## Set task:
Recast the entries as a Markdown table with the columns Row and Line, starting at the first line of the entries and stopping after the line that contains "button[interactable]: Expand notifications". Number each line in order and leave out any blank lines.

(Element region listings)
┏━━
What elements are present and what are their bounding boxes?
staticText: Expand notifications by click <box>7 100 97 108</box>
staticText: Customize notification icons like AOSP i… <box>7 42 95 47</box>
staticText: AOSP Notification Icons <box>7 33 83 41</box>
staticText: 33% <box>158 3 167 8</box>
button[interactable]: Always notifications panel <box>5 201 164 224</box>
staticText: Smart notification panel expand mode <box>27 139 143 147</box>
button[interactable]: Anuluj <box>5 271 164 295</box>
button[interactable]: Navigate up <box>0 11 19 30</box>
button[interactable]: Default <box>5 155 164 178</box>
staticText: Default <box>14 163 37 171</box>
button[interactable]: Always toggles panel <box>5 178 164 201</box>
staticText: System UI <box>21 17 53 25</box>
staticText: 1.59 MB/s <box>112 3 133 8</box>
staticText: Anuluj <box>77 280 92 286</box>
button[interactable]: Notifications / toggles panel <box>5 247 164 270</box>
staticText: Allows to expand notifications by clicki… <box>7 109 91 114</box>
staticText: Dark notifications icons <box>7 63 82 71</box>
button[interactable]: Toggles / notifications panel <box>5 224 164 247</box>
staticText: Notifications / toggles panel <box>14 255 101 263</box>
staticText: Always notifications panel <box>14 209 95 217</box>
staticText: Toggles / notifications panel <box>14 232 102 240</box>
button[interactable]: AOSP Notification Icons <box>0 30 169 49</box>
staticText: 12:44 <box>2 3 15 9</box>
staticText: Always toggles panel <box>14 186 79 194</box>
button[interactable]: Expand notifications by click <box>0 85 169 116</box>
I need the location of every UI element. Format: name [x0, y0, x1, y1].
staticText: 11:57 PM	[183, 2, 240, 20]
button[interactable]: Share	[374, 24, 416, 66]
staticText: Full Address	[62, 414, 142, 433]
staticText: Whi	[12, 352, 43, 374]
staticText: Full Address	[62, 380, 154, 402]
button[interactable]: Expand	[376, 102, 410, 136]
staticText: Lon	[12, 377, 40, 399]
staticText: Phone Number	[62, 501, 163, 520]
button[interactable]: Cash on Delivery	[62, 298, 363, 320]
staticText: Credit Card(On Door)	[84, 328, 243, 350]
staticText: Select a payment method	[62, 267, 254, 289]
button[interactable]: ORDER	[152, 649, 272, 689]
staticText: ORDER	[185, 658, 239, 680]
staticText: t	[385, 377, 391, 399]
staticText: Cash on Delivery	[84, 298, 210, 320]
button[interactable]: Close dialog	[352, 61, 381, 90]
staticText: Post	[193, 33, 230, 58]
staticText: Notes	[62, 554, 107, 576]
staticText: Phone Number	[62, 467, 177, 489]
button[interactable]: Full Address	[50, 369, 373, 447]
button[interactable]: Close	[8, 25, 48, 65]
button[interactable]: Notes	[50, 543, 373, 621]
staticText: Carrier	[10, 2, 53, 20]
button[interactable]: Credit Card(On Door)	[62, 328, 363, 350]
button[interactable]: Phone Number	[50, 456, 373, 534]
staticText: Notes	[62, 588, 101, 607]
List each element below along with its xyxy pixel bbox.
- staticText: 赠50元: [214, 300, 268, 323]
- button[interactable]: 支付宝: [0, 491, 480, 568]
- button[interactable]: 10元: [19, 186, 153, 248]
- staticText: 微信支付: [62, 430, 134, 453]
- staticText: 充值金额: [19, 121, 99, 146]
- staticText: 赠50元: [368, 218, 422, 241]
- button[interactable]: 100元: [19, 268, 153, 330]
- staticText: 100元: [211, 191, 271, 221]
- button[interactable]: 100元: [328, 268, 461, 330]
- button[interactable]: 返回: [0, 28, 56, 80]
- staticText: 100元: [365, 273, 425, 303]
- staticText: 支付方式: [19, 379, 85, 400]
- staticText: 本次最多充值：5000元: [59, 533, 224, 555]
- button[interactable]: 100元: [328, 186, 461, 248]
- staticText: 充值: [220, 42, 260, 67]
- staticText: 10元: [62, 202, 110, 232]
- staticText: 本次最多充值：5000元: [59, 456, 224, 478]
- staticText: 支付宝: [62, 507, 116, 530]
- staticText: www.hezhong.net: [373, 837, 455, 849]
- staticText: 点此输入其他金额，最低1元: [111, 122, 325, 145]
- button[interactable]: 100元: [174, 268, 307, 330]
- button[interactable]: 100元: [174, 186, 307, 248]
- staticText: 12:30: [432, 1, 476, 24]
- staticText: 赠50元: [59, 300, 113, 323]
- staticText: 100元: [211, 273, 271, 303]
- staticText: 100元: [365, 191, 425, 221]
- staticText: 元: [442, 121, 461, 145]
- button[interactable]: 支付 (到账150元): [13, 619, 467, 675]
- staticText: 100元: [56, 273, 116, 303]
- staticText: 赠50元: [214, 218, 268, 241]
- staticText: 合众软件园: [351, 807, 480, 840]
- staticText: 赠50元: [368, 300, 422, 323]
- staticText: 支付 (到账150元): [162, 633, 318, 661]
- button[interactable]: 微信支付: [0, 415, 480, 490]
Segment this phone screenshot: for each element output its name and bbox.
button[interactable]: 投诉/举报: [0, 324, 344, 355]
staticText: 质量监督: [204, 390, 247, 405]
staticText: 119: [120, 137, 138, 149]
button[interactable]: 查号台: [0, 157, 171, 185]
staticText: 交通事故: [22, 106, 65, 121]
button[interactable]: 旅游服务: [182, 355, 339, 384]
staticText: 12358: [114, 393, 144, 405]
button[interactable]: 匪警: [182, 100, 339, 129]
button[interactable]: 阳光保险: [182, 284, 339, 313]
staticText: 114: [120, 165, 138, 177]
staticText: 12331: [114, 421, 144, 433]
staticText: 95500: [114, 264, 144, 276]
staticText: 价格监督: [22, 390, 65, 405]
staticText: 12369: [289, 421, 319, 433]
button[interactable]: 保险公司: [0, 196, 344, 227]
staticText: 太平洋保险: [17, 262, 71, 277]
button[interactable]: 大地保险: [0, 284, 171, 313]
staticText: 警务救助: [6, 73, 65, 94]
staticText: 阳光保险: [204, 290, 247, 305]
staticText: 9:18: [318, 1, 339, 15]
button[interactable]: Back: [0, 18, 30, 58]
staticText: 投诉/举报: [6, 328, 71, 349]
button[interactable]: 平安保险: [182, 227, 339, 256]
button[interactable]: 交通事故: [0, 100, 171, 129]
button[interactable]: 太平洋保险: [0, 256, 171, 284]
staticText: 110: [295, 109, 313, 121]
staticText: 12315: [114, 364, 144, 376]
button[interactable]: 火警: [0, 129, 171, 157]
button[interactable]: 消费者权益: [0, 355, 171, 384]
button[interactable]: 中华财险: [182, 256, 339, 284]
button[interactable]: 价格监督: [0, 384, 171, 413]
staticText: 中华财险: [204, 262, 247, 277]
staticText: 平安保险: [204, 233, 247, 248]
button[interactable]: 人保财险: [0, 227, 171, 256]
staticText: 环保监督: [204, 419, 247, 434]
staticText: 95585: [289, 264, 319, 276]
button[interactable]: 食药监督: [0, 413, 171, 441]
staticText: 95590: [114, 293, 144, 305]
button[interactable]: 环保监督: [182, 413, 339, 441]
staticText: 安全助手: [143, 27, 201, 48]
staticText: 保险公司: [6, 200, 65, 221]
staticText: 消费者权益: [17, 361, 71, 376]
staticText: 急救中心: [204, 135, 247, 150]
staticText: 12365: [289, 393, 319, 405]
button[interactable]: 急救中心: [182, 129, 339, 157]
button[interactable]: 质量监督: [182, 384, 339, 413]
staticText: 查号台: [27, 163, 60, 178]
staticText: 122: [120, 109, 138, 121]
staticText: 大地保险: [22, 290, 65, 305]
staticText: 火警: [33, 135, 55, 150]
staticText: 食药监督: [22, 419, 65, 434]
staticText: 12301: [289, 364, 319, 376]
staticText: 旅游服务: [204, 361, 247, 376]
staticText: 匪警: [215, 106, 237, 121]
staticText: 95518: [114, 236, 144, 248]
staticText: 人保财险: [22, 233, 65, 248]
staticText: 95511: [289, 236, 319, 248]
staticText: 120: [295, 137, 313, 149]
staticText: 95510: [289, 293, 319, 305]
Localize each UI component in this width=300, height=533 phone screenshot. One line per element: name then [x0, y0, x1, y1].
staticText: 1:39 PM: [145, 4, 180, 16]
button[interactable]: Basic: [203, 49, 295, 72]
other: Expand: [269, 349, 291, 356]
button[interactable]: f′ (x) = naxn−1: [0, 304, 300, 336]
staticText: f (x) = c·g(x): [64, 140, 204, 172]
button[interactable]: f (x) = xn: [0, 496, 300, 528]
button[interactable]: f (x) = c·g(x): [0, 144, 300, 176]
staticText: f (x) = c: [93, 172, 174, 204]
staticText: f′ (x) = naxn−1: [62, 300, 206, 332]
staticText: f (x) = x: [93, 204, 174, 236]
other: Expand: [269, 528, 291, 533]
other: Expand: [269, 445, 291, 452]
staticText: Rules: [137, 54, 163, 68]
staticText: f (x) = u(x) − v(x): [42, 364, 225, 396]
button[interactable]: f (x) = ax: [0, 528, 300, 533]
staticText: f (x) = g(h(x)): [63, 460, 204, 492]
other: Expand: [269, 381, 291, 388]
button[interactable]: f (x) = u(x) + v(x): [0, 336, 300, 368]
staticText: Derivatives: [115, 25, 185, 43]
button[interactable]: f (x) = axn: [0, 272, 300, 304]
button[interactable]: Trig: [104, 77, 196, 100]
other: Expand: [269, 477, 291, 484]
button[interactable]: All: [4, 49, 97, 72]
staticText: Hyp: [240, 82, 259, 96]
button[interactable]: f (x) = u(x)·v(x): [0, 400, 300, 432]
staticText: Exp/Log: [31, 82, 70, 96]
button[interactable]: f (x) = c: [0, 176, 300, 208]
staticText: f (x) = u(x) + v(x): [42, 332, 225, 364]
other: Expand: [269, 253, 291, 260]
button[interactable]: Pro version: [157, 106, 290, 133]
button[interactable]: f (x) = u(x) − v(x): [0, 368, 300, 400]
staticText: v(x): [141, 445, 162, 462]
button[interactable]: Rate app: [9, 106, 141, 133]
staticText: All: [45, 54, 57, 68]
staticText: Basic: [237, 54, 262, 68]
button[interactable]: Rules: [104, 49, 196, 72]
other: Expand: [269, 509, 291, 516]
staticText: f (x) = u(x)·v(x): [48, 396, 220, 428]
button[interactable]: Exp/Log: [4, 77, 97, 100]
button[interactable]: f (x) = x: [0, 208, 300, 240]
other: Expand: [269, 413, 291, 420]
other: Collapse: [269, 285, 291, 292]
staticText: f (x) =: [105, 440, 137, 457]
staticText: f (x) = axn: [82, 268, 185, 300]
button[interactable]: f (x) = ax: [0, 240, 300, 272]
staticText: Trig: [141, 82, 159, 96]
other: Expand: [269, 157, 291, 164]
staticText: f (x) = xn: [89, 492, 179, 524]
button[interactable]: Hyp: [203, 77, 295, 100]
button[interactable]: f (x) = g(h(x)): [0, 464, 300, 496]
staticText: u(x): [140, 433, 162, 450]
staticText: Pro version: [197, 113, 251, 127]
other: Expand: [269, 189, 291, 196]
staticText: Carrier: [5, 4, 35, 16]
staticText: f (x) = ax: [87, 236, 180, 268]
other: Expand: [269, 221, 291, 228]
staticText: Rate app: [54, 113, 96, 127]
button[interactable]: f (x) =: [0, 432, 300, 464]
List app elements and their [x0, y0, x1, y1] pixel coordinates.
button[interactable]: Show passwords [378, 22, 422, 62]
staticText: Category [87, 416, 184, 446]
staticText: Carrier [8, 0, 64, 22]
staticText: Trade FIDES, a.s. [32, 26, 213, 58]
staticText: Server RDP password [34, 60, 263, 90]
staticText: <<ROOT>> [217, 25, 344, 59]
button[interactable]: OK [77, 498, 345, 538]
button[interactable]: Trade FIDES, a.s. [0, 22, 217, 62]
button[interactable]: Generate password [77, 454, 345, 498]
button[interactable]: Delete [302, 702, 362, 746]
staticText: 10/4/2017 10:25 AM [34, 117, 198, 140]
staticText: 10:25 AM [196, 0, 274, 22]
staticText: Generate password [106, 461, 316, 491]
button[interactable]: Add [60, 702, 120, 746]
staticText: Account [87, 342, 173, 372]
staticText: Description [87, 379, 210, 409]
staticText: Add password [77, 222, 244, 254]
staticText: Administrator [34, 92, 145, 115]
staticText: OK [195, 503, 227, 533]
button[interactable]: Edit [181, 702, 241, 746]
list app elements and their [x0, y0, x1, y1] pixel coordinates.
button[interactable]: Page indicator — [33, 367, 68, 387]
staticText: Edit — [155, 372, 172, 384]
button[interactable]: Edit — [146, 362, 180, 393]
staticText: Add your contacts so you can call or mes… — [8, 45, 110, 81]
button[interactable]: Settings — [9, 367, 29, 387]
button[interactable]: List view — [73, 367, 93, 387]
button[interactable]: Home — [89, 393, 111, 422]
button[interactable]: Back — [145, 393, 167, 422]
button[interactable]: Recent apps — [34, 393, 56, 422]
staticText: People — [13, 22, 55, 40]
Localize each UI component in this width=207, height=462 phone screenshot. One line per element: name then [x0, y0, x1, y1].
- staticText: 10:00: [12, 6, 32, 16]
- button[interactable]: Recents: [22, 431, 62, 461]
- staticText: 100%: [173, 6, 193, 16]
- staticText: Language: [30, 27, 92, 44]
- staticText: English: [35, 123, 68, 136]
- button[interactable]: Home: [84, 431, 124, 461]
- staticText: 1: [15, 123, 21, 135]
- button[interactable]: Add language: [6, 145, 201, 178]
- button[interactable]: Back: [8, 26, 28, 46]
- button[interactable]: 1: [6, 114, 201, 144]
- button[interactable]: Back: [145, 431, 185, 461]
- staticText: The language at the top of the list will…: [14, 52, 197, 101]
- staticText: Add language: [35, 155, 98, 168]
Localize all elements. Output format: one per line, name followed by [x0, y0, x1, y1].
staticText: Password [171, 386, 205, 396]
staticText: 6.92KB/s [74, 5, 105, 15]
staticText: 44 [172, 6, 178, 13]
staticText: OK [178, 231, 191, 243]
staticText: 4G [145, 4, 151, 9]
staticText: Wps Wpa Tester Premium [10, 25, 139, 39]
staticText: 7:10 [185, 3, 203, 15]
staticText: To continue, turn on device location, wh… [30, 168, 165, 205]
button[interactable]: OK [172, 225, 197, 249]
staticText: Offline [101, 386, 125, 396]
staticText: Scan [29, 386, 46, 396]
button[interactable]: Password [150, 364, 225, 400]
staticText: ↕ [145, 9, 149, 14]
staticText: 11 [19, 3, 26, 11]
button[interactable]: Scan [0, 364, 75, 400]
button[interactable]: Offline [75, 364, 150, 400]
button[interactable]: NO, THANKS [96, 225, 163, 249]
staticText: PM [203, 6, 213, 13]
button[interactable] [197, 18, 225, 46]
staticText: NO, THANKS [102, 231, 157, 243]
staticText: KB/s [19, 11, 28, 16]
┗━━
## Worked answer:
| Row | Line |
|---|---|
| 1 | What elements are present and what are their bounding boxes? |
| 2 | staticText: Expand notifications by click <box>7 100 97 108</box> |
| 3 | staticText: Customize notification icons like AOSP i… <box>7 42 95 47</box> |
| 4 | staticText: AOSP Notification Icons <box>7 33 83 41</box> |
| 5 | staticText: 33% <box>158 3 167 8</box> |
| 6 | button[interactable]: Always notifications panel <box>5 201 164 224</box> |
| 7 | staticText: Smart notification panel expand mode <box>27 139 143 147</box> |
| 8 | button[interactable]: Anuluj <box>5 271 164 295</box> |
| 9 | button[interactable]: Navigate up <box>0 11 19 30</box> |
| 10 | button[interactable]: Default <box>5 155 164 178</box> |
| 11 | staticText: Default <box>14 163 37 171</box> |
| 12 | button[interactable]: Always toggles panel <box>5 178 164 201</box> |
| 13 | staticText: System UI <box>21 17 53 25</box> |
| 14 | staticText: 1.59 MB/s <box>112 3 133 8</box> |
| 15 | staticText: Anuluj <box>77 280 92 286</box> |
| 16 | button[interactable]: Notifications / toggles panel <box>5 247 164 270</box> |
| 17 | staticText: Allows to expand notifications by clicki… <box>7 109 91 114</box> |
| 18 | staticText: Dark notifications icons <box>7 63 82 71</box> |
| 19 | button[interactable]: Toggles / notifications panel <box>5 224 164 247</box> |
| 20 | staticText: Notifications / toggles panel <box>14 255 101 263</box> |
| 21 | staticText: Always notifications panel <box>14 209 95 217</box> |
| 22 | staticText: Toggles / notifications panel <box>14 232 102 240</box> |
| 23 | button[interactable]: AOSP Notification Icons <box>0 30 169 49</box> |
| 24 | staticText: 12:44 <box>2 3 15 9</box> |
| 25 | staticText: Always toggles panel <box>14 186 79 194</box> |
| 26 | button[interactable]: Expand notifications by click <box>0 85 169 116</box> |